▶ **What is asked**
Word for word, copy all the data and drop the pictures.

:: Data to use

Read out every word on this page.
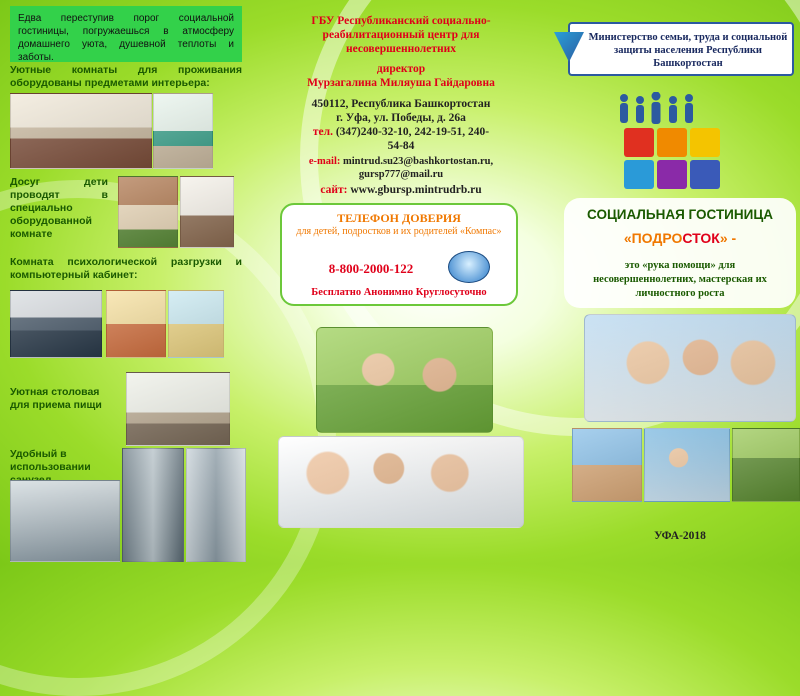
Едва переступив порог социальной гостиницы, погружаешься в атмосферу домашнего уюта, душевной теплоты и заботы.
Уютные комнаты для проживания оборудованы предметами интерьера:
Досуг дети проводят в специально оборудованной комнате
Комната психологической разгрузки и компьютерный кабинет:
Уютная столовая для приема пищи
Удобный в использовании
ГБУ Республиканский социально-реабилитационный центр для несовершеннолетних
директор
Мурзагалина Миляуша Гайдаровна
450112, Республика Башкортостан
г. Уфа, ул. Победы, д. 26а
тел. (347)240-32-10, 242-19-51, 240-54-84
e-mail: mintrud.su23@bashkortostan.ru, gursp777@mail.ru
сайт: www.gbursp.mintrudrb.ru
ТЕЛЕФОН ДОВЕРИЯ
для детей, подростков и их родителей «Компас»
8-800-2000-122
Бесплатно Анонимно Круглосуточно
Министерство семьи, труда и социальной защиты населения Республики Башкортостан
СОЦИАЛЬНАЯ ГОСТИНИЦА
«ПОДРОСТОК» -
это «рука помощи» для несовершеннолетних, мастерская их личностного роста
УФА-2018
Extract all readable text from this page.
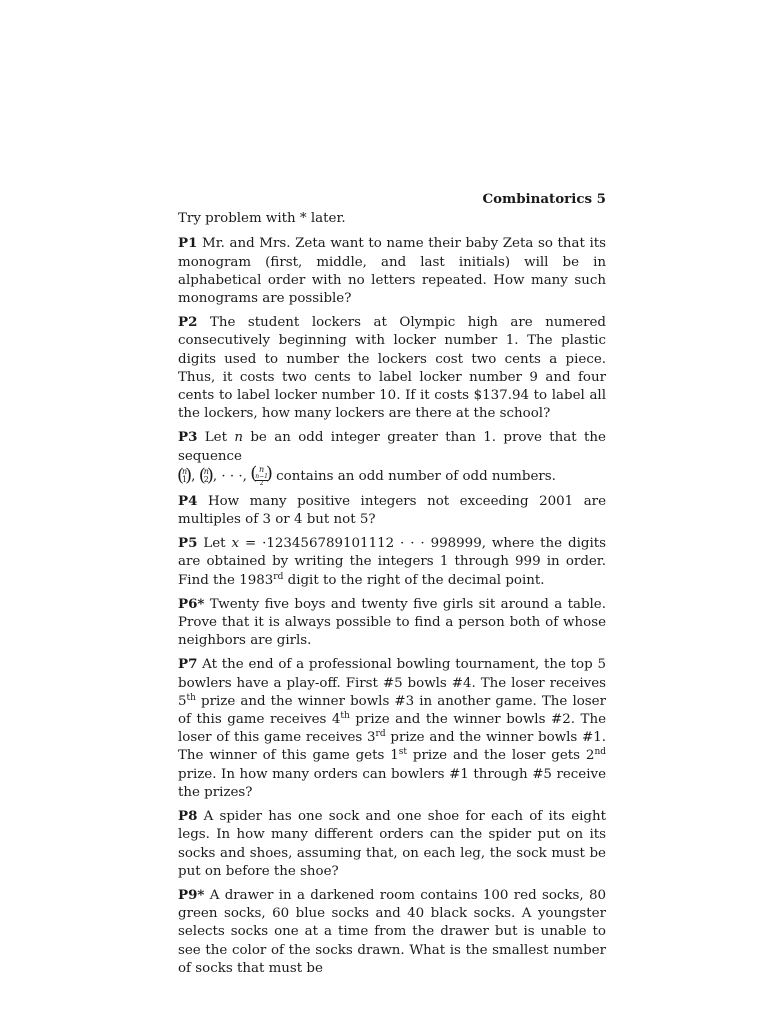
Combinatorics 5
Try problem with * later.
P1 Mr. and Mrs. Zeta want to name their baby Zeta so that its monogram (first, middle, and last initials) will be in alphabetical order with no letters repeated. How many such monograms are possible?
P2 The student lockers at Olympic high are numered consecutively beginning with locker number 1. The plastic digits used to number the lockers cost two cents a piece. Thus, it costs two cents to label locker number 9 and four cents to label locker number 10. If it costs $137.94 to label all the lockers, how many lockers are there at the school?
P3 Let n be an odd integer greater than 1. prove that the sequence

( n
1
) , ( n
2
) , · · ·,	( n
$\frac{n-1}{2}$
) contains an odd number of odd numbers.
P4 How many positive integers not exceeding 2001 are multiples of 3 or 4 but not 5?
P5 Let x = ·123456789101112 · · · 998999, where the digits are obtained by writing the integers 1 through 999 in order. Find the 1983rd digit to the right of the decimal point.
P6* Twenty five boys and twenty five girls sit around a table. Prove that it is always possible to find a person both of whose neighbors are girls.
P7 At the end of a professional bowling tournament, the top 5 bowlers have a play-off. First #5 bowls #4. The loser receives 5th prize and the winner bowls #3 in another game. The loser of this game receives 4th prize and the winner bowls #2. The loser of this game receives 3rd prize and the winner bowls #1. The winner of this game gets 1st prize and the loser gets 2nd prize. In how many orders can bowlers #1 through #5 receive the prizes?
P8 A spider has one sock and one shoe for each of its eight legs. In how many different orders can the spider put on its socks and shoes, assuming that, on each leg, the sock must be put on before the shoe?
P9* A drawer in a darkened room contains 100 red socks, 80 green socks, 60 blue socks and 40 black socks. A youngster selects socks one at a time from the drawer but is unable to see the color of the socks drawn. What is the smallest number of socks that must be
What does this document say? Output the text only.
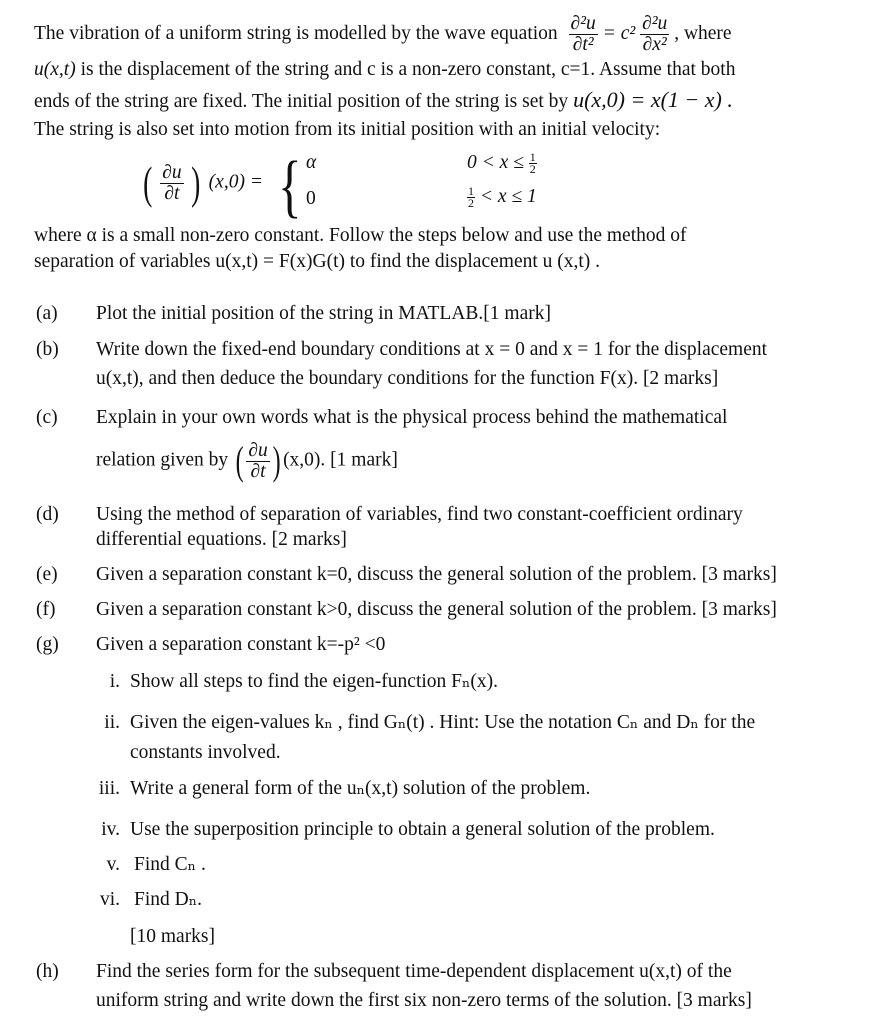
The vibration of a uniform string is modelled by the wave equation $\frac{\text{∂²u}}{\text{∂t²}} = c^2 \frac{\text{∂²u}}{\text{∂x²}}$ , where
u(x,t) is the displacement of the string and c is a non-zero constant, c=1. Assume that both
ends of the string are fixed. The initial position of the string is set by u(x,0) = x(1 − x) .
The string is also set into motion from its initial position with an initial velocity:
( $\frac{\partial u}{\partial t}$ ) (x,0) = { α	$0 < x \le \frac{1}{2}$
0	$\frac{1}{2} < x \le 1$
where α is a small non-zero constant. Follow the steps below and use the method of
separation of variables u(x,t) = F(x)G(t) to find the displacement u (x,t) .
(a) Plot the initial position of the string in MATLAB.[1 mark]
(b) Write down the fixed-end boundary conditions at x = 0 and x = 1 for the displacement
u(x,t), and then deduce the boundary conditions for the function F(x). [2 marks]
(c) Explain in your own words what is the physical process behind the mathematical
relation given by ( $\frac{\partial u}{\partial t}$ ) (x,0). [1 mark]
(d) Using the method of separation of variables, find two constant-coefficient ordinary
differential equations. [2 marks]
(e) Given a separation constant k=0, discuss the general solution of the problem. [3 marks]
(f) Given a separation constant k>0, discuss the general solution of the problem. [3 marks]
(g) Given a separation constant k=-p² <0
i. Show all steps to find the eigen-function Fₙ(x).
ii. Given the eigen-values kₙ , find Gₙ(t) . Hint: Use the notation Cₙ and Dₙ for the
constants involved.
iii. Write a general form of the uₙ(x,t) solution of the problem.
iv. Use the superposition principle to obtain a general solution of the problem.
v. Find Cₙ .
vi. Find Dₙ.
[10 marks]
(h) Find the series form for the subsequent time-dependent displacement u(x,t) of the
uniform string and write down the first six non-zero terms of the solution. [3 marks]
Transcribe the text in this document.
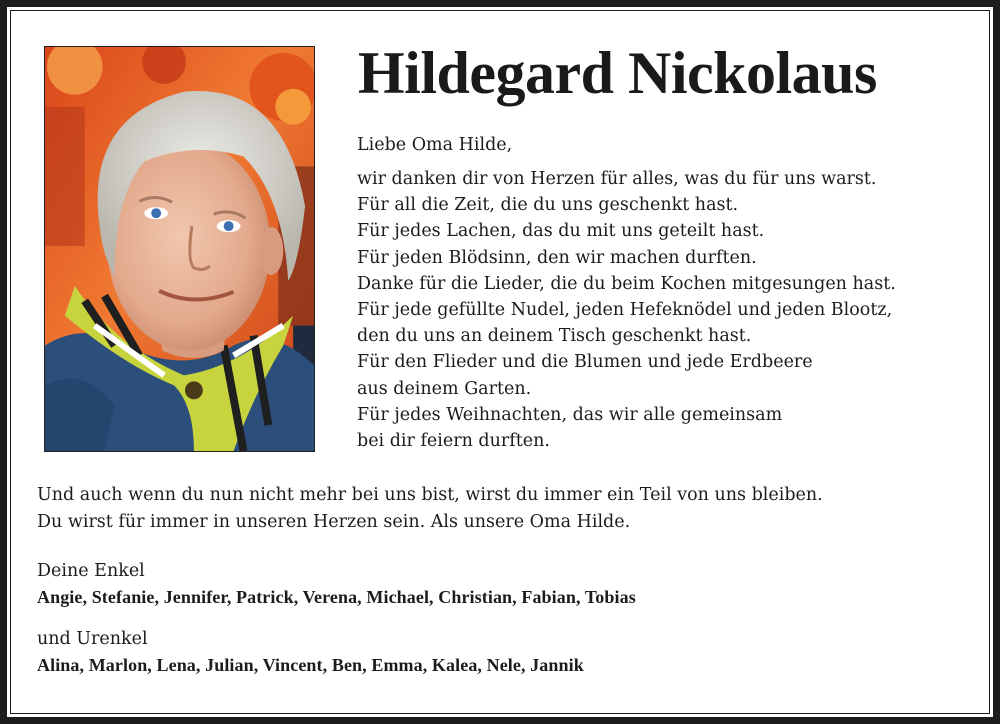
Hildegard Nickolaus
Liebe Oma Hilde,
wir danken dir von Herzen für alles, was du für uns warst.
Für all die Zeit, die du uns geschenkt hast.
Für jedes Lachen, das du mit uns geteilt hast.
Für jeden Blödsinn, den wir machen durften.
Danke für die Lieder, die du beim Kochen mitgesungen hast.
Für jede gefüllte Nudel, jeden Hefeknödel und jeden Blootz,
den du uns an deinem Tisch geschenkt hast.
Für den Flieder und die Blumen und jede Erdbeere
aus deinem Garten.
Für jedes Weihnachten, das wir alle gemeinsam
bei dir feiern durften.
Und auch wenn du nun nicht mehr bei uns bist, wirst du immer ein Teil von uns bleiben.
Du wirst für immer in unseren Herzen sein. Als unsere Oma Hilde.
Deine Enkel
Angie, Stefanie, Jennifer, Patrick, Verena, Michael, Christian, Fabian, Tobias
und Urenkel
Alina, Marlon, Lena, Julian, Vincent, Ben, Emma, Kalea, Nele, Jannik
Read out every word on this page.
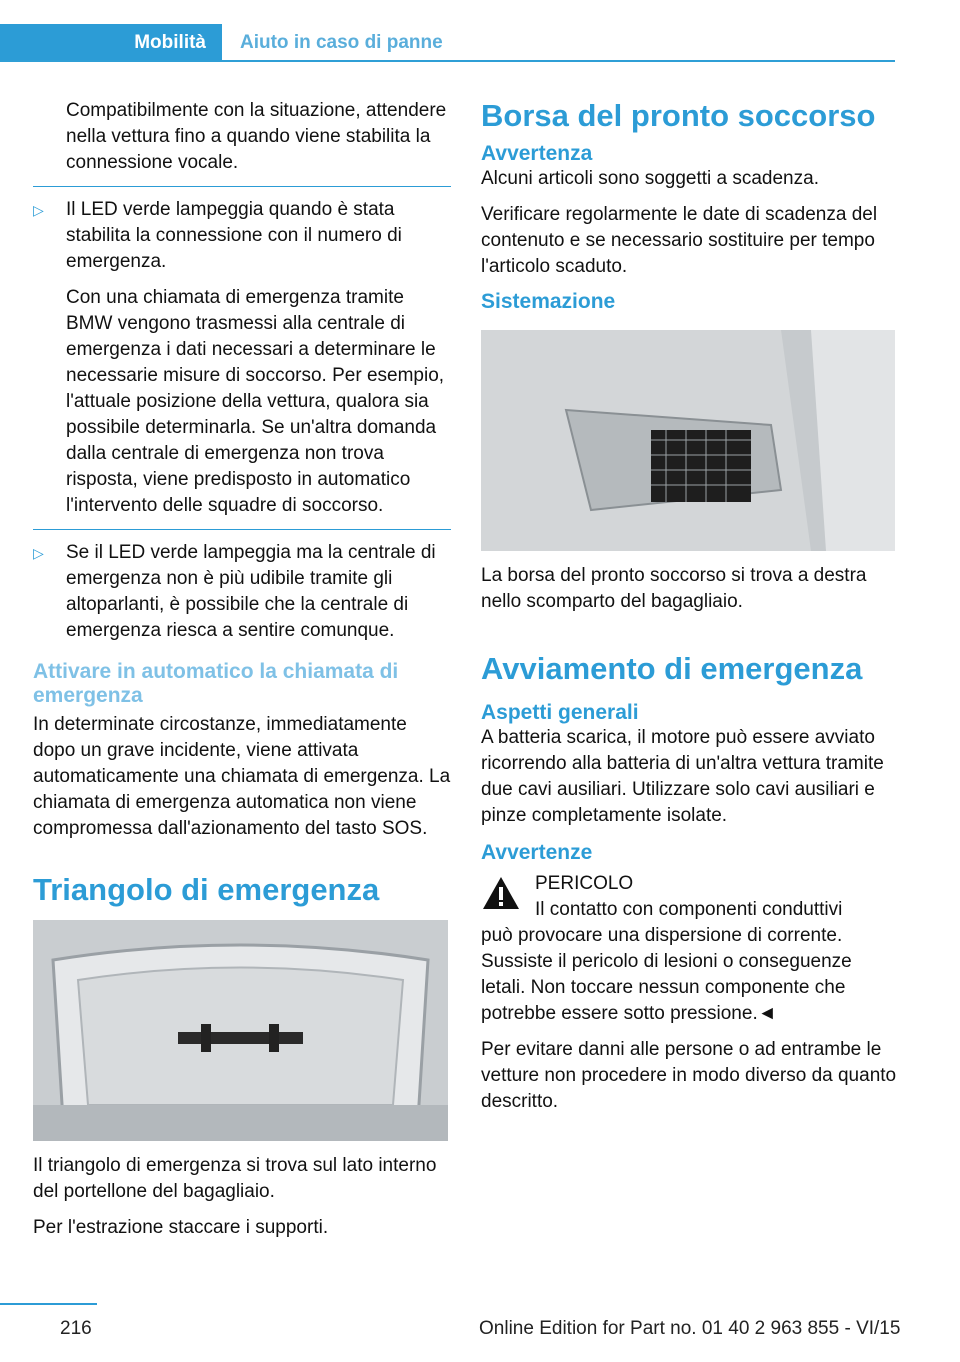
Mobilità	Aiuto in caso di panne

Compatibilmente con la situazione, attendere nella vettura fino a quando viene stabilita la connessione vocale.

▷ Il LED verde lampeggia quando è stata stabilita la connessione con il numero di emergenza.

Con una chiamata di emergenza tramite BMW vengono trasmessi alla centrale di emergenza i dati necessari a determinare le necessarie misure di soccorso. Per esempio, l'attuale posizione della vettura, qualora sia possibile determinarla. Se un'altra domanda dalla centrale di emergenza non trova risposta, viene predisposto in automatico l'intervento delle squadre di soccorso.

▷ Se il LED verde lampeggia ma la centrale di emergenza non è più udibile tramite gli altoparlanti, è possibile che la centrale di emergenza riesca a sentire comunque.

Attivare in automatico la chiamata di emergenza

In determinate circostanze, immediatamente dopo un grave incidente, viene attivata automaticamente una chiamata di emergenza. La chiamata di emergenza automatica non viene compromessa dall'azionamento del tasto SOS.

Triangolo di emergenza

Il triangolo di emergenza si trova sul lato interno del portellone del bagagliaio.

Per l'estrazione staccare i supporti.

Borsa del pronto soccorso
Avvertenza

Alcuni articoli sono soggetti a scadenza.

Verificare regolarmente le date di scadenza del contenuto e se necessario sostituire per tempo l'articolo scaduto.

Sistemazione

La borsa del pronto soccorso si trova a destra nello scomparto del bagagliaio.

Avviamento di emergenza
Aspetti generali

A batteria scarica, il motore può essere avviato ricorrendo alla batteria di un'altra vettura tramite due cavi ausiliari. Utilizzare solo cavi ausiliari e pinze completamente isolate.

Avvertenze

PERICOLO

Il contatto con componenti conduttivi

può provocare una dispersione di corrente. Sussiste il pericolo di lesioni o conseguenze letali. Non toccare nessun componente che potrebbe essere sotto pressione.◄

Per evitare danni alle persone o ad entrambe le vetture non procedere in modo diverso da quanto descritto.

216	Online Edition for Part no. 01 40 2 963 855 - VI/15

::::

▶ **Full solution**
Read out every word on this page.
Едва переступив порог социальной гостиницы, погружаешься в атмосферу домашнего уюта, душевной теплоты и заботы.
Уютные комнаты для проживания оборудованы предметами интерьера:
Досуг дети проводят в специально оборудованной комнате
Комната психологической разгрузки и компьютерный кабинет:
Уютная столовая для приема пищи
Удобный в использовании
ГБУ Республиканский социально-реабилитационный центр для несовершеннолетних
директор
Мурзагалина Миляуша Гайдаровна
450112, Республика Башкортостан
г. Уфа, ул. Победы, д. 26а
тел. (347)240-32-10, 242-19-51, 240-54-84
e-mail: mintrud.su23@bashkortostan.ru, gursp777@mail.ru
сайт: www.gbursp.mintrudrb.ru
ТЕЛЕФОН ДОВЕРИЯ
для детей, подростков и их родителей «Компас»
8-800-2000-122
Бесплатно Анонимно Круглосуточно
Министерство семьи, труда и социальной защиты населения Республики Башкортостан
СОЦИАЛЬНАЯ ГОСТИНИЦА
«ПОДРОСТОК» -
это «рука помощи» для несовершеннолетних, мастерская их личностного роста
УФА-2018
Extract all readable text from this page.
Combinatorics 5
Try problem with * later.
P1 Mr. and Mrs. Zeta want to name their baby Zeta so that its monogram (first, middle, and last initials) will be in alphabetical order with no letters repeated. How many such monograms are possible?
P2 The student lockers at Olympic high are numered consecutively beginning with locker number 1. The plastic digits used to number the lockers cost two cents a piece. Thus, it costs two cents to label locker number 9 and four cents to label locker number 10. If it costs $137.94 to label all the lockers, how many lockers are there at the school?
P3 Let n be an odd integer greater than 1. prove that the sequence

( n
1
) , ( n
2
) , · · ·,	( n
$\frac{n-1}{2}$
) contains an odd number of odd numbers.
P4 How many positive integers not exceeding 2001 are multiples of 3 or 4 but not 5?
P5 Let x = ·123456789101112 · · · 998999, where the digits are obtained by writing the integers 1 through 999 in order. Find the 1983rd digit to the right of the decimal point.
P6* Twenty five boys and twenty five girls sit around a table. Prove that it is always possible to find a person both of whose neighbors are girls.
P7 At the end of a professional bowling tournament, the top 5 bowlers have a play-off. First #5 bowls #4. The loser receives 5th prize and the winner bowls #3 in another game. The loser of this game receives 4th prize and the winner bowls #2. The loser of this game receives 3rd prize and the winner bowls #1. The winner of this game gets 1st prize and the loser gets 2nd prize. In how many orders can bowlers #1 through #5 receive the prizes?
P8 A spider has one sock and one shoe for each of its eight legs. In how many different orders can the spider put on its socks and shoes, assuming that, on each leg, the sock must be put on before the shoe?
P9* A drawer in a darkened room contains 100 red socks, 80 green socks, 60 blue socks and 40 black socks. A youngster selects socks one at a time from the drawer but is unable to see the color of the socks drawn. What is the smallest number of socks that must be
What does this document say? Output the text only.
The vibration of a uniform string is modelled by the wave equation $\frac{\text{∂²u}}{\text{∂t²}} = c^2 \frac{\text{∂²u}}{\text{∂x²}}$ , where
u(x,t) is the displacement of the string and c is a non-zero constant, c=1. Assume that both
ends of the string are fixed. The initial position of the string is set by u(x,0) = x(1 − x) .
The string is also set into motion from its initial position with an initial velocity:
( $\frac{\partial u}{\partial t}$ ) (x,0) = { α	$0 < x \le \frac{1}{2}$
0	$\frac{1}{2} < x \le 1$
where α is a small non-zero constant. Follow the steps below and use the method of
separation of variables u(x,t) = F(x)G(t) to find the displacement u (x,t) .
(a) Plot the initial position of the string in MATLAB.[1 mark]
(b) Write down the fixed-end boundary conditions at x = 0 and x = 1 for the displacement
u(x,t), and then deduce the boundary conditions for the function F(x). [2 marks]
(c) Explain in your own words what is the physical process behind the mathematical
relation given by ( $\frac{\partial u}{\partial t}$ ) (x,0). [1 mark]
(d) Using the method of separation of variables, find two constant-coefficient ordinary
differential equations. [2 marks]
(e) Given a separation constant k=0, discuss the general solution of the problem. [3 marks]
(f) Given a separation constant k>0, discuss the general solution of the problem. [3 marks]
(g) Given a separation constant k=-p² <0
i. Show all steps to find the eigen-function Fₙ(x).
ii. Given the eigen-values kₙ , find Gₙ(t) . Hint: Use the notation Cₙ and Dₙ for the
constants involved.
iii. Write a general form of the uₙ(x,t) solution of the problem.
iv. Use the superposition principle to obtain a general solution of the problem.
v. Find Cₙ .
vi. Find Dₙ.
[10 marks]
(h) Find the series form for the subsequent time-dependent displacement u(x,t) of the
uniform string and write down the first six non-zero terms of the solution. [3 marks]
Transcribe the text in this document.
Hildegard Nickolaus
Liebe Oma Hilde,
wir danken dir von Herzen für alles, was du für uns warst.
Für all die Zeit, die du uns geschenkt hast.
Für jedes Lachen, das du mit uns geteilt hast.
Für jeden Blödsinn, den wir machen durften.
Danke für die Lieder, die du beim Kochen mitgesungen hast.
Für jede gefüllte Nudel, jeden Hefeknödel und jeden Blootz,
den du uns an deinem Tisch geschenkt hast.
Für den Flieder und die Blumen und jede Erdbeere
aus deinem Garten.
Für jedes Weihnachten, das wir alle gemeinsam
bei dir feiern durften.
Und auch wenn du nun nicht mehr bei uns bist, wirst du immer ein Teil von uns bleiben.
Du wirst für immer in unseren Herzen sein. Als unsere Oma Hilde.
Deine Enkel
Angie, Stefanie, Jennifer, Patrick, Verena, Michael, Christian, Fabian, Tobias
und Urenkel
Alina, Marlon, Lena, Julian, Vincent, Ben, Emma, Kalea, Nele, Jannik
Read out every word on this page.
Mobilità	Aiuto in caso di panne

Compatibilmente con la situazione, attendere nella vettura fino a quando viene stabilita la connessione vocale.

▷ Il LED verde lampeggia quando è stata stabilita la connessione con il numero di emergenza.

Con una chiamata di emergenza tramite BMW vengono trasmessi alla centrale di emergenza i dati necessari a determinare le necessarie misure di soccorso. Per esempio, l'attuale posizione della vettura, qualora sia possibile determinarla. Se un'altra domanda dalla centrale di emergenza non trova risposta, viene predisposto in automatico l'intervento delle squadre di soccorso.

▷ Se il LED verde lampeggia ma la centrale di emergenza non è più udibile tramite gli altoparlanti, è possibile che la centrale di emergenza riesca a sentire comunque.

Attivare in automatico la chiamata di emergenza

In determinate circostanze, immediatamente dopo un grave incidente, viene attivata automaticamente una chiamata di emergenza. La chiamata di emergenza automatica non viene compromessa dall'azionamento del tasto SOS.

Triangolo di emergenza

Il triangolo di emergenza si trova sul lato interno del portellone del bagagliaio.

Per l'estrazione staccare i supporti.

Borsa del pronto soccorso
Avvertenza

Alcuni articoli sono soggetti a scadenza.

Verificare regolarmente le date di scadenza del contenuto e se necessario sostituire per tempo l'articolo scaduto.

Sistemazione

La borsa del pronto soccorso si trova a destra nello scomparto del bagagliaio.

Avviamento di emergenza
Aspetti generali

A batteria scarica, il motore può essere avviato ricorrendo alla batteria di un'altra vettura tramite due cavi ausiliari. Utilizzare solo cavi ausiliari e pinze completamente isolate.

Avvertenze

PERICOLO

Il contatto con componenti conduttivi

può provocare una dispersione di corrente. Sussiste il pericolo di lesioni o conseguenze letali. Non toccare nessun componente che potrebbe essere sotto pressione.◄

Per evitare danni alle persone o ad entrambe le vetture non procedere in modo diverso da quanto descritto.

216	Online Edition for Part no. 01 40 2 963 855 - VI/15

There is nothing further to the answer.